▸ **Task details**
Rewrite the data below, replacing each occurrence of "x-tick-label" with "x-axis-tick-label" and leaving everything else unchanged.

******************************

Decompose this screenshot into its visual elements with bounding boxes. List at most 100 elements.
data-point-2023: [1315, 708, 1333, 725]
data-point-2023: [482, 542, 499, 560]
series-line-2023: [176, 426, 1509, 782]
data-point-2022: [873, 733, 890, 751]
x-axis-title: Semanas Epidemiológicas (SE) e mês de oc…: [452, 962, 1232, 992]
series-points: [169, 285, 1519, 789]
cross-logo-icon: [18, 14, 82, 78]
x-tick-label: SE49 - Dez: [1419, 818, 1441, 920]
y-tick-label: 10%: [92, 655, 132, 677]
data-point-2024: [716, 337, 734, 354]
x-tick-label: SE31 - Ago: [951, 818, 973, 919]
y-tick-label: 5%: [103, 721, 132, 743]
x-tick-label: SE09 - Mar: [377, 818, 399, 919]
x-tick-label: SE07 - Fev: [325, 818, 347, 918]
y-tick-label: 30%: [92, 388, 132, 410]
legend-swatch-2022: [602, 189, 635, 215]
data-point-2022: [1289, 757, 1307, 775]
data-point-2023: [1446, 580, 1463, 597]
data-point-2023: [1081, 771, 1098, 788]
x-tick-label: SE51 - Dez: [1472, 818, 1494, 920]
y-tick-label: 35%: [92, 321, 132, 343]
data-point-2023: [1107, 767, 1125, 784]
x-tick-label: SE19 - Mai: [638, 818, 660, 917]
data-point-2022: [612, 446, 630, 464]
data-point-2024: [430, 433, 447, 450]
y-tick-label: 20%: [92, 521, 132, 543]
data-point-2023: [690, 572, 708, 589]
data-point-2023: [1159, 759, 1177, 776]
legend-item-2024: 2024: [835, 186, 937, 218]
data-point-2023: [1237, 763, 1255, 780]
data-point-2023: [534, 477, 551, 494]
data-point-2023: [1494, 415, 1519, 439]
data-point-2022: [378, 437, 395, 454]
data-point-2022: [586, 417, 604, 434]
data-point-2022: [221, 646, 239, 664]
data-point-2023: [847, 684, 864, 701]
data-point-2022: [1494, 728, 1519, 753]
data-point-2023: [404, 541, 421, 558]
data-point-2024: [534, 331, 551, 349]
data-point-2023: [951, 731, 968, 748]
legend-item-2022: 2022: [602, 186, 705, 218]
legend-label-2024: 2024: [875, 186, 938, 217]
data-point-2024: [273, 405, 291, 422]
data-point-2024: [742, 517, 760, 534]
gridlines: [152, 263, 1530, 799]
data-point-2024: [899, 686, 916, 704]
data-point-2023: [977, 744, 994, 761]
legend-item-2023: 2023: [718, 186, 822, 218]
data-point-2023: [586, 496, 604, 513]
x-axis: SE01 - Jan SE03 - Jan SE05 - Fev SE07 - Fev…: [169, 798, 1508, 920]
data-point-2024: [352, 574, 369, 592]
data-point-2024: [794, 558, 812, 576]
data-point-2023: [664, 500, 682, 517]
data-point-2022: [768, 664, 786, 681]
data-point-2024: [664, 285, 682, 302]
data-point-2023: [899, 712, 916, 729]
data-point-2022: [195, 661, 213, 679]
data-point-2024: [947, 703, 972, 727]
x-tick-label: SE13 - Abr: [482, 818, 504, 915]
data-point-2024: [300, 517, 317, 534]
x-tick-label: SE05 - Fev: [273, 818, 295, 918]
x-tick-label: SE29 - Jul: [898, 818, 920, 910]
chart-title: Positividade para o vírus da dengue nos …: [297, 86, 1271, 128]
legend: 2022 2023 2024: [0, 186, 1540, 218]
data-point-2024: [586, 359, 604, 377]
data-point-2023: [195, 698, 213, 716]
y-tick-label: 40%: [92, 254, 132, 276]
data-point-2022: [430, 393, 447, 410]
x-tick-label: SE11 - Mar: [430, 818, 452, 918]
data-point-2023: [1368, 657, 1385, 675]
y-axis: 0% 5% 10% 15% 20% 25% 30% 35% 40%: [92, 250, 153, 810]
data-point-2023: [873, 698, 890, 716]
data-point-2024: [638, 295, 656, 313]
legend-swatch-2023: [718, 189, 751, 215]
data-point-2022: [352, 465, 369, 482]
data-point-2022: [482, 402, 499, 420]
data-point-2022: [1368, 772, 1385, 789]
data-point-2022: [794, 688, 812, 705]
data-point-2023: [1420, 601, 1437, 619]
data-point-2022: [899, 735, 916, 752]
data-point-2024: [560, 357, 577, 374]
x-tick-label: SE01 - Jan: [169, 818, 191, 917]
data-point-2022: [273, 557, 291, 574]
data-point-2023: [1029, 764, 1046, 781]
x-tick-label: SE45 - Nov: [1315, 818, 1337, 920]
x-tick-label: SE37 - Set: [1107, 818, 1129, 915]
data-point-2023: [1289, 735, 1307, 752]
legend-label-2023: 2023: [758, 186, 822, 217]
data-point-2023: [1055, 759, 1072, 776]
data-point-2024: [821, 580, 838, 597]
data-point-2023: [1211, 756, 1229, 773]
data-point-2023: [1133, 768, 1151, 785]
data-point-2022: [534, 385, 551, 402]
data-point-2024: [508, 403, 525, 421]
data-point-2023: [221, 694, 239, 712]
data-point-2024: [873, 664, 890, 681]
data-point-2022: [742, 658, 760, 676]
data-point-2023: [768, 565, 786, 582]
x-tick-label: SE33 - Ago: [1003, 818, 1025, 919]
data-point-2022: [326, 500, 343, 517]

******************************

▸ **Task output**
Decompose this screenshot into its visual elements with bounding boxes. List at most 100 elements.
data-point-2023: [1315, 708, 1333, 725]
data-point-2023: [482, 542, 499, 560]
series-line-2023: [176, 426, 1509, 782]
data-point-2022: [873, 733, 890, 751]
x-axis-title: Semanas Epidemiológicas (SE) e mês de oc…: [452, 962, 1232, 992]
series-points: [169, 285, 1519, 789]
cross-logo-icon: [18, 14, 82, 78]
x-axis-tick-label: SE49 - Dez: [1419, 818, 1441, 920]
y-tick-label: 10%: [92, 655, 132, 677]
data-point-2024: [716, 337, 734, 354]
x-axis-tick-label: SE31 - Ago: [951, 818, 973, 919]
y-tick-label: 5%: [103, 721, 132, 743]
x-axis-tick-label: SE09 - Mar: [377, 818, 399, 919]
x-axis-tick-label: SE07 - Fev: [325, 818, 347, 918]
y-tick-label: 30%: [92, 388, 132, 410]
legend-swatch-2022: [602, 189, 635, 215]
data-point-2022: [1289, 757, 1307, 775]
data-point-2023: [1446, 580, 1463, 597]
data-point-2023: [1081, 771, 1098, 788]
x-axis-tick-label: SE51 - Dez: [1472, 818, 1494, 920]
y-tick-label: 35%: [92, 321, 132, 343]
data-point-2023: [1107, 767, 1125, 784]
x-axis-tick-label: SE19 - Mai: [638, 818, 660, 917]
data-point-2022: [612, 446, 630, 464]
data-point-2024: [430, 433, 447, 450]
y-tick-label: 20%: [92, 521, 132, 543]
data-point-2023: [690, 572, 708, 589]
data-point-2023: [1159, 759, 1177, 776]
legend-item-2024: 2024: [835, 186, 937, 218]
data-point-2023: [1237, 763, 1255, 780]
data-point-2023: [534, 477, 551, 494]
data-point-2023: [1494, 415, 1519, 439]
data-point-2022: [378, 437, 395, 454]
data-point-2022: [586, 417, 604, 434]
data-point-2022: [221, 646, 239, 664]
data-point-2023: [847, 684, 864, 701]
data-point-2022: [1494, 728, 1519, 753]
data-point-2023: [404, 541, 421, 558]
data-point-2024: [534, 331, 551, 349]
data-point-2023: [951, 731, 968, 748]
legend-item-2022: 2022: [602, 186, 705, 218]
legend-label-2024: 2024: [875, 186, 938, 217]
data-point-2024: [273, 405, 291, 422]
data-point-2024: [742, 517, 760, 534]
gridlines: [152, 263, 1530, 799]
data-point-2024: [899, 686, 916, 704]
data-point-2023: [977, 744, 994, 761]
legend-item-2023: 2023: [718, 186, 822, 218]
data-point-2023: [586, 496, 604, 513]
x-axis: SE01 - Jan SE03 - Jan SE05 - Fev SE07 - Fev…: [169, 798, 1508, 920]
data-point-2024: [352, 574, 369, 592]
data-point-2024: [794, 558, 812, 576]
data-point-2023: [664, 500, 682, 517]
data-point-2022: [768, 664, 786, 681]
data-point-2024: [664, 285, 682, 302]
data-point-2023: [899, 712, 916, 729]
data-point-2022: [195, 661, 213, 679]
data-point-2024: [947, 703, 972, 727]
x-axis-tick-label: SE13 - Abr: [482, 818, 504, 915]
data-point-2024: [300, 517, 317, 534]
x-axis-tick-label: SE05 - Fev: [273, 818, 295, 918]
x-axis-tick-label: SE29 - Jul: [898, 818, 920, 910]
chart-title: Positividade para o vírus da dengue nos …: [297, 86, 1271, 128]
legend: 2022 2023 2024: [0, 186, 1540, 218]
data-point-2024: [586, 359, 604, 377]
data-point-2023: [195, 698, 213, 716]
y-tick-label: 40%: [92, 254, 132, 276]
data-point-2022: [430, 393, 447, 410]
x-axis-tick-label: SE11 - Mar: [430, 818, 452, 918]
data-point-2023: [1368, 657, 1385, 675]
y-axis: 0% 5% 10% 15% 20% 25% 30% 35% 40%: [92, 250, 153, 810]
data-point-2023: [873, 698, 890, 716]
data-point-2024: [638, 295, 656, 313]
legend-swatch-2023: [718, 189, 751, 215]
data-point-2022: [352, 465, 369, 482]
data-point-2022: [482, 402, 499, 420]
data-point-2022: [1368, 772, 1385, 789]
data-point-2022: [794, 688, 812, 705]
data-point-2023: [1420, 601, 1437, 619]
data-point-2022: [899, 735, 916, 752]
data-point-2024: [560, 357, 577, 374]
x-axis-tick-label: SE01 - Jan: [169, 818, 191, 917]
data-point-2022: [273, 557, 291, 574]
data-point-2023: [1029, 764, 1046, 781]
x-axis-tick-label: SE45 - Nov: [1315, 818, 1337, 920]
x-axis-tick-label: SE37 - Set: [1107, 818, 1129, 915]
data-point-2023: [1289, 735, 1307, 752]
legend-label-2023: 2023: [758, 186, 822, 217]
data-point-2023: [1055, 759, 1072, 776]
data-point-2024: [821, 580, 838, 597]
data-point-2023: [1211, 756, 1229, 773]
data-point-2023: [1133, 768, 1151, 785]
data-point-2022: [534, 385, 551, 402]
data-point-2024: [508, 403, 525, 421]
data-point-2023: [221, 694, 239, 712]
data-point-2024: [873, 664, 890, 681]
data-point-2022: [742, 658, 760, 676]
data-point-2023: [768, 565, 786, 582]
x-axis-tick-label: SE33 - Ago: [1003, 818, 1025, 919]
data-point-2022: [326, 500, 343, 517]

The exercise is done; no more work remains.